## [Task directions]
Where a line holds the string "this", return that line.
⁂
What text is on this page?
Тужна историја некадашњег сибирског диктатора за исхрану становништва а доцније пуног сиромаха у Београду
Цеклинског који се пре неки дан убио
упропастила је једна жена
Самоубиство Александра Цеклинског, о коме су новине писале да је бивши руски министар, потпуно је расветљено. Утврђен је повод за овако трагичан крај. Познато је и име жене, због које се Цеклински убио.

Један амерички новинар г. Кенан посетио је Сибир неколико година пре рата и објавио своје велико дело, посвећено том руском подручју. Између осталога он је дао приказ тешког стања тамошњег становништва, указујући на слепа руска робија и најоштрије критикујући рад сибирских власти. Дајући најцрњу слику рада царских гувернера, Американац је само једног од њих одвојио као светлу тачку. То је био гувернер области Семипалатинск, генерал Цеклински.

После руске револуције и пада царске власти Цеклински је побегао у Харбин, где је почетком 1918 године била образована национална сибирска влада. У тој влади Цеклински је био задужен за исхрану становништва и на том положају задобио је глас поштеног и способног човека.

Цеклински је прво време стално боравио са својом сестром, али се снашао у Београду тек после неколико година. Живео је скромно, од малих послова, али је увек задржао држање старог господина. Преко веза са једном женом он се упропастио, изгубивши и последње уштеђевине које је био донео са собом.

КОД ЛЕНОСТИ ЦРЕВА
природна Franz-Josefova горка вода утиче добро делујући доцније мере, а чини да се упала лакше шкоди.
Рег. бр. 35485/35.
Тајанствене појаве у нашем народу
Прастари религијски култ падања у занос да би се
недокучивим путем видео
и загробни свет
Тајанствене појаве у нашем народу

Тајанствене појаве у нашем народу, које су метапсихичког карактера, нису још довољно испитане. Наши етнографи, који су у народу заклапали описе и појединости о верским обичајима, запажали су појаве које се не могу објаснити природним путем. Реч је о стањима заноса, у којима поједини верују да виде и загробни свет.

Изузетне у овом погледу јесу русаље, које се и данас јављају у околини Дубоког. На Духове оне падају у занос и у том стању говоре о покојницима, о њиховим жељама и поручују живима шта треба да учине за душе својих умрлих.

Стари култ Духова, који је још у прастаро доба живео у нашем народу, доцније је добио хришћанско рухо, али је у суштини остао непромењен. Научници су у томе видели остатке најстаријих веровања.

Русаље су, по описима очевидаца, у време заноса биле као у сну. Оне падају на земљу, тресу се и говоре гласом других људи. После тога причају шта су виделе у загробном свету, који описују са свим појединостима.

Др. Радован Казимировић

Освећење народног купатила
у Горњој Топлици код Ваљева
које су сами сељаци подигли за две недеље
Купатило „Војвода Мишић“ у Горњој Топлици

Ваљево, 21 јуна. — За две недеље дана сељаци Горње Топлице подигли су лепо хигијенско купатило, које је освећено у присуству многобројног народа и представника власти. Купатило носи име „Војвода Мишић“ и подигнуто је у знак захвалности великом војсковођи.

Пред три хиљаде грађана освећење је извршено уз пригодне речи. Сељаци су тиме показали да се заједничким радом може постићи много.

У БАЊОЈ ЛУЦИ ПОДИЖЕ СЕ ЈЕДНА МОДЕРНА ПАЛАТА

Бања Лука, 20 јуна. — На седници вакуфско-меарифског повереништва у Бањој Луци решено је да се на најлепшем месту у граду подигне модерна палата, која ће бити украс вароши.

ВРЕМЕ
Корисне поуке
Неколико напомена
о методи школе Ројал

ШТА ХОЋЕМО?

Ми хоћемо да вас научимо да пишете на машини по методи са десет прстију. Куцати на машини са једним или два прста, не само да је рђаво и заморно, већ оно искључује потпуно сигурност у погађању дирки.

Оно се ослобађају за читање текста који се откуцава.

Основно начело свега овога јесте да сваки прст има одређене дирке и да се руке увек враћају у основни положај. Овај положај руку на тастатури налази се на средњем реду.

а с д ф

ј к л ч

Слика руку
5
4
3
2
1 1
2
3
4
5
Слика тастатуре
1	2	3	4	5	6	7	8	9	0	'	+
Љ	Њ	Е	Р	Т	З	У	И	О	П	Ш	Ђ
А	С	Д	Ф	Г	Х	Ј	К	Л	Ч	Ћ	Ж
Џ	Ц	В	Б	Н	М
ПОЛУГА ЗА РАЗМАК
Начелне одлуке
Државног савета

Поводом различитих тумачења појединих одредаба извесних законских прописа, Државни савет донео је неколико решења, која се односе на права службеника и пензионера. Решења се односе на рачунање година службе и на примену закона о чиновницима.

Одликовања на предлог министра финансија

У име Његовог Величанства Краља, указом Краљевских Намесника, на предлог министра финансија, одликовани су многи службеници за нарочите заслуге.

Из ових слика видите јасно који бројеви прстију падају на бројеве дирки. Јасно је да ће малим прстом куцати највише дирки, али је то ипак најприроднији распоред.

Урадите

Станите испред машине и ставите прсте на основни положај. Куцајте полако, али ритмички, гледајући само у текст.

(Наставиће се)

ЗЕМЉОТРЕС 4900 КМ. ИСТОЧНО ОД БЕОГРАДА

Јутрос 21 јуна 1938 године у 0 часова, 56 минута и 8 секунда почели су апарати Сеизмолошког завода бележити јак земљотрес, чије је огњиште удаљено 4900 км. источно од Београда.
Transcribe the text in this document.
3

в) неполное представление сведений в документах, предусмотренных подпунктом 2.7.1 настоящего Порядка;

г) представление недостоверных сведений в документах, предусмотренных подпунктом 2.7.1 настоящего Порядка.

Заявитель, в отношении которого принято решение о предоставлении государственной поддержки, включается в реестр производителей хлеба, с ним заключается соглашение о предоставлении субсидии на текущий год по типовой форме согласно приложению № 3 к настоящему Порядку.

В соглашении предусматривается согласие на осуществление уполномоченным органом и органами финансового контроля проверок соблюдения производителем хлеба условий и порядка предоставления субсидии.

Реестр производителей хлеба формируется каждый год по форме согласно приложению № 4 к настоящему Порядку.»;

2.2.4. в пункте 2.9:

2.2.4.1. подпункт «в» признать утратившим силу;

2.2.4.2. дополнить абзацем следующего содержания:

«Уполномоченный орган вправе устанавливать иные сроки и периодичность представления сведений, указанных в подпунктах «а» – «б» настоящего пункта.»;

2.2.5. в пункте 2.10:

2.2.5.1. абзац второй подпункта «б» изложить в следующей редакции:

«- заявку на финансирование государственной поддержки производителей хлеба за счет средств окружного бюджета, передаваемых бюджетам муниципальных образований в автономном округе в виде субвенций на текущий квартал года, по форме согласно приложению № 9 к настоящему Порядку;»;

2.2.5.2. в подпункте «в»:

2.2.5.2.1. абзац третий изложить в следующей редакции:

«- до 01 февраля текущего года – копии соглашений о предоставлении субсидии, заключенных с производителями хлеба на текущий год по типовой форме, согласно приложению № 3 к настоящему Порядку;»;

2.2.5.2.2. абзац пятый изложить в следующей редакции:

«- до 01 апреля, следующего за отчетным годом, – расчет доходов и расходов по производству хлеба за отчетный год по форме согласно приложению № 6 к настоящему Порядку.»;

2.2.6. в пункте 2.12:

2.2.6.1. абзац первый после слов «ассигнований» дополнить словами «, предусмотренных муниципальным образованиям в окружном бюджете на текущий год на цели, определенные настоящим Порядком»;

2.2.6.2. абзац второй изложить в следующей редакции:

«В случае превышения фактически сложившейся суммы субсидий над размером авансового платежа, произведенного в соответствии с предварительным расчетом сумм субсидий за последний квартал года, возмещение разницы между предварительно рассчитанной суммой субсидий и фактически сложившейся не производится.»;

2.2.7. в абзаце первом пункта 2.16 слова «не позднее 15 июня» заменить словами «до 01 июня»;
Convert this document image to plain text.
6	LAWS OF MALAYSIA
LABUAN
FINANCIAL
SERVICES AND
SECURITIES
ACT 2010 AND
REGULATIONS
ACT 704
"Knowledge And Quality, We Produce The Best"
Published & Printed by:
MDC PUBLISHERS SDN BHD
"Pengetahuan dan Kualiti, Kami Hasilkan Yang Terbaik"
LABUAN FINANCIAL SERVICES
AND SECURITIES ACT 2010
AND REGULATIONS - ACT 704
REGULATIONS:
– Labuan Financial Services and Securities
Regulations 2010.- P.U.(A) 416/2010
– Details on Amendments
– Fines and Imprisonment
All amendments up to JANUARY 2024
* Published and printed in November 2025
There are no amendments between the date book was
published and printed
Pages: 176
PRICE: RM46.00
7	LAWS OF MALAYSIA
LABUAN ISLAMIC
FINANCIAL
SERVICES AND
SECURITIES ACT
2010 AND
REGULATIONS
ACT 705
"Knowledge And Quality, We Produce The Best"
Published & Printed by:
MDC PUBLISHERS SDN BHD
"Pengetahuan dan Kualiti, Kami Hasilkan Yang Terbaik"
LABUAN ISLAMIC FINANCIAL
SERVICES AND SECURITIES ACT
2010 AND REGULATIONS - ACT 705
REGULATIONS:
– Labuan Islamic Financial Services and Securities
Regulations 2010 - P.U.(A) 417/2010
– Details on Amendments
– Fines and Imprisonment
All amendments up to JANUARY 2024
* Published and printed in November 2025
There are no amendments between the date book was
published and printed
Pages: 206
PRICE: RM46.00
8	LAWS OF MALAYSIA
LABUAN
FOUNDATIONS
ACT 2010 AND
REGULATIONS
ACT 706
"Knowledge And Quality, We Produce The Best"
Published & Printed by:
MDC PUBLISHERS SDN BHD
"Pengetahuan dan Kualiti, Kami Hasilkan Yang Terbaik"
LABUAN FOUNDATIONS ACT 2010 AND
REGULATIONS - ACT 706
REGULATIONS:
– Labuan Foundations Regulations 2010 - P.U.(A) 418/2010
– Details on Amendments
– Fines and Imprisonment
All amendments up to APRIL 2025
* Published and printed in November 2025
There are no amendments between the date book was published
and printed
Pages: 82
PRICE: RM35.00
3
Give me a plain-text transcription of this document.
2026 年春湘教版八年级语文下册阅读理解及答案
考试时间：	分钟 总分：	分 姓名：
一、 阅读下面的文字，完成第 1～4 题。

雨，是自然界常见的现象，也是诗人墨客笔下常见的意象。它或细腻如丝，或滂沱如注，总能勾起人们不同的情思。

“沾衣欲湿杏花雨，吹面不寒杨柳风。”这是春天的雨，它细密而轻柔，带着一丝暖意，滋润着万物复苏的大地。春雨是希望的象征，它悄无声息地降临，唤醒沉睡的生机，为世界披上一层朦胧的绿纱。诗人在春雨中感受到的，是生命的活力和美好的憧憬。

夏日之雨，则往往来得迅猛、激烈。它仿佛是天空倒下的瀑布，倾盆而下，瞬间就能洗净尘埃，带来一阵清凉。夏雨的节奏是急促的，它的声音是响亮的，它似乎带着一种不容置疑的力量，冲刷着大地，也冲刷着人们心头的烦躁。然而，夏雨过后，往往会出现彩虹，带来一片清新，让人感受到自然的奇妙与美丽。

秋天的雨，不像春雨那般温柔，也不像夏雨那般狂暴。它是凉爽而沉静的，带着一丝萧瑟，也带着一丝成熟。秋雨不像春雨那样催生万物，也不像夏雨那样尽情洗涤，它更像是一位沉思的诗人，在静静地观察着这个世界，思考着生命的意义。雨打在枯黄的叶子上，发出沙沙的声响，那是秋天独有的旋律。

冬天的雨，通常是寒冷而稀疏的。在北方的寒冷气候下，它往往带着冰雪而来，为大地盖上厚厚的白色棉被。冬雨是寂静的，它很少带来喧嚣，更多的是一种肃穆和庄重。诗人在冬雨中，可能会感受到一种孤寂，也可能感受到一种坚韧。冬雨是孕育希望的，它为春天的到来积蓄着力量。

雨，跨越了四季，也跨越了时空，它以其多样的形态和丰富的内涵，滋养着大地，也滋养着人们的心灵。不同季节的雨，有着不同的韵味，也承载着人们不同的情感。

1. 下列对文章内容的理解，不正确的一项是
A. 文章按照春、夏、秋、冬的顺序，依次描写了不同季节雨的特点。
⁂
## [Exercise solution]
What text is on this page?
Transcribe the text in this document.
Convert this document image to plain text.
Give me a plain-text transcription of this document.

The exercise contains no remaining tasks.